--- Start of Available records ---

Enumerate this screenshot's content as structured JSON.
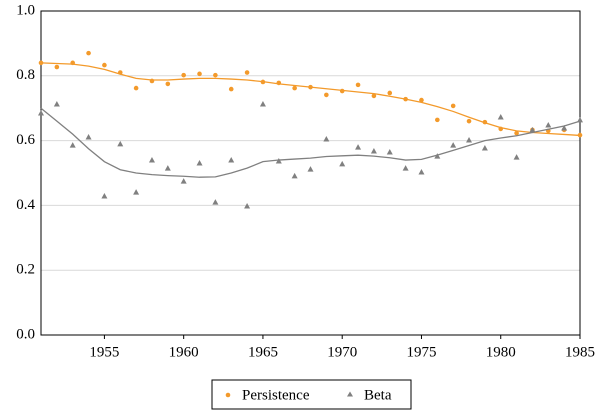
{
  "chart_data": {
    "type": "scatter",
    "x": [
      1951,
      1952,
      1953,
      1954,
      1955,
      1956,
      1957,
      1958,
      1959,
      1960,
      1961,
      1962,
      1963,
      1964,
      1965,
      1966,
      1967,
      1968,
      1969,
      1970,
      1971,
      1972,
      1973,
      1974,
      1975,
      1976,
      1977,
      1978,
      1979,
      1980,
      1981,
      1982,
      1983,
      1984,
      1985
    ],
    "series": [
      {
        "name": "Persistence",
        "color": "#f39a2b",
        "marker": "circle",
        "values": [
          0.84,
          0.827,
          0.84,
          0.87,
          0.833,
          0.81,
          0.762,
          0.784,
          0.775,
          0.802,
          0.806,
          0.802,
          0.759,
          0.81,
          0.781,
          0.778,
          0.762,
          0.765,
          0.741,
          0.753,
          0.772,
          0.738,
          0.747,
          0.728,
          0.725,
          0.664,
          0.707,
          0.66,
          0.657,
          0.636,
          0.623,
          0.633,
          0.63,
          0.633,
          0.617
        ],
        "smooth": [
          0.84,
          0.838,
          0.836,
          0.83,
          0.82,
          0.805,
          0.792,
          0.787,
          0.787,
          0.79,
          0.792,
          0.792,
          0.79,
          0.787,
          0.782,
          0.775,
          0.77,
          0.765,
          0.76,
          0.755,
          0.75,
          0.745,
          0.737,
          0.728,
          0.718,
          0.705,
          0.69,
          0.672,
          0.655,
          0.64,
          0.63,
          0.625,
          0.622,
          0.619,
          0.616
        ]
      },
      {
        "name": "Beta",
        "color": "#808080",
        "marker": "triangle",
        "values": [
          0.685,
          0.713,
          0.586,
          0.611,
          0.429,
          0.59,
          0.441,
          0.54,
          0.515,
          0.475,
          0.531,
          0.41,
          0.54,
          0.398,
          0.713,
          0.537,
          0.491,
          0.512,
          0.605,
          0.528,
          0.58,
          0.568,
          0.565,
          0.515,
          0.503,
          0.552,
          0.586,
          0.602,
          0.577,
          0.673,
          0.549,
          0.633,
          0.648,
          0.639,
          0.664
        ],
        "smooth": [
          0.7,
          0.66,
          0.62,
          0.575,
          0.535,
          0.51,
          0.5,
          0.495,
          0.492,
          0.49,
          0.487,
          0.488,
          0.5,
          0.515,
          0.535,
          0.54,
          0.543,
          0.546,
          0.551,
          0.553,
          0.555,
          0.552,
          0.547,
          0.54,
          0.542,
          0.555,
          0.57,
          0.585,
          0.6,
          0.608,
          0.615,
          0.625,
          0.635,
          0.645,
          0.66
        ]
      }
    ],
    "xlim": [
      1951,
      1985
    ],
    "xticks": [
      1955,
      1960,
      1965,
      1970,
      1975,
      1980,
      1985
    ],
    "ylim": [
      0,
      1
    ],
    "yticks": [
      {
        "value": 0,
        "label": "0.0"
      },
      0.2,
      0.4,
      0.6,
      0.8,
      {
        "value": 1,
        "label": "1.0"
      }
    ],
    "grid": true,
    "legend": "bottom"
  }
}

--- End of Available records ---

— Problem requirements —
Retype the listing exactly. Pictures do not belong in the copy.

— Expected output —
Enumerate this screenshot's content as structured JSON.
{
  "chart_data": {
    "type": "scatter",
    "x": [
      1951,
      1952,
      1953,
      1954,
      1955,
      1956,
      1957,
      1958,
      1959,
      1960,
      1961,
      1962,
      1963,
      1964,
      1965,
      1966,
      1967,
      1968,
      1969,
      1970,
      1971,
      1972,
      1973,
      1974,
      1975,
      1976,
      1977,
      1978,
      1979,
      1980,
      1981,
      1982,
      1983,
      1984,
      1985
    ],
    "series": [
      {
        "name": "Persistence",
        "color": "#f39a2b",
        "marker": "circle",
        "values": [
          0.84,
          0.827,
          0.84,
          0.87,
          0.833,
          0.81,
          0.762,
          0.784,
          0.775,
          0.802,
          0.806,
          0.802,
          0.759,
          0.81,
          0.781,
          0.778,
          0.762,
          0.765,
          0.741,
          0.753,
          0.772,
          0.738,
          0.747,
          0.728,
          0.725,
          0.664,
          0.707,
          0.66,
          0.657,
          0.636,
          0.623,
          0.633,
          0.63,
          0.633,
          0.617
        ],
        "smooth": [
          0.84,
          0.838,
          0.836,
          0.83,
          0.82,
          0.805,
          0.792,
          0.787,
          0.787,
          0.79,
          0.792,
          0.792,
          0.79,
          0.787,
          0.782,
          0.775,
          0.77,
          0.765,
          0.76,
          0.755,
          0.75,
          0.745,
          0.737,
          0.728,
          0.718,
          0.705,
          0.69,
          0.672,
          0.655,
          0.64,
          0.63,
          0.625,
          0.622,
          0.619,
          0.616
        ]
      },
      {
        "name": "Beta",
        "color": "#808080",
        "marker": "triangle",
        "values": [
          0.685,
          0.713,
          0.586,
          0.611,
          0.429,
          0.59,
          0.441,
          0.54,
          0.515,
          0.475,
          0.531,
          0.41,
          0.54,
          0.398,
          0.713,
          0.537,
          0.491,
          0.512,
          0.605,
          0.528,
          0.58,
          0.568,
          0.565,
          0.515,
          0.503,
          0.552,
          0.586,
          0.602,
          0.577,
          0.673,
          0.549,
          0.633,
          0.648,
          0.639,
          0.664
        ],
        "smooth": [
          0.7,
          0.66,
          0.62,
          0.575,
          0.535,
          0.51,
          0.5,
          0.495,
          0.492,
          0.49,
          0.487,
          0.488,
          0.5,
          0.515,
          0.535,
          0.54,
          0.543,
          0.546,
          0.551,
          0.553,
          0.555,
          0.552,
          0.547,
          0.54,
          0.542,
          0.555,
          0.57,
          0.585,
          0.6,
          0.608,
          0.615,
          0.625,
          0.635,
          0.645,
          0.66
        ]
      }
    ],
    "xlim": [
      1951,
      1985
    ],
    "xticks": [
      1955,
      1960,
      1965,
      1970,
      1975,
      1980,
      1985
    ],
    "ylim": [
      0,
      1
    ],
    "yticks": [
      {
        "value": 0,
        "label": "0.0"
      },
      0.2,
      0.4,
      0.6,
      0.8,
      {
        "value": 1,
        "label": "1.0"
      }
    ],
    "grid": true,
    "legend": "bottom"
  }
}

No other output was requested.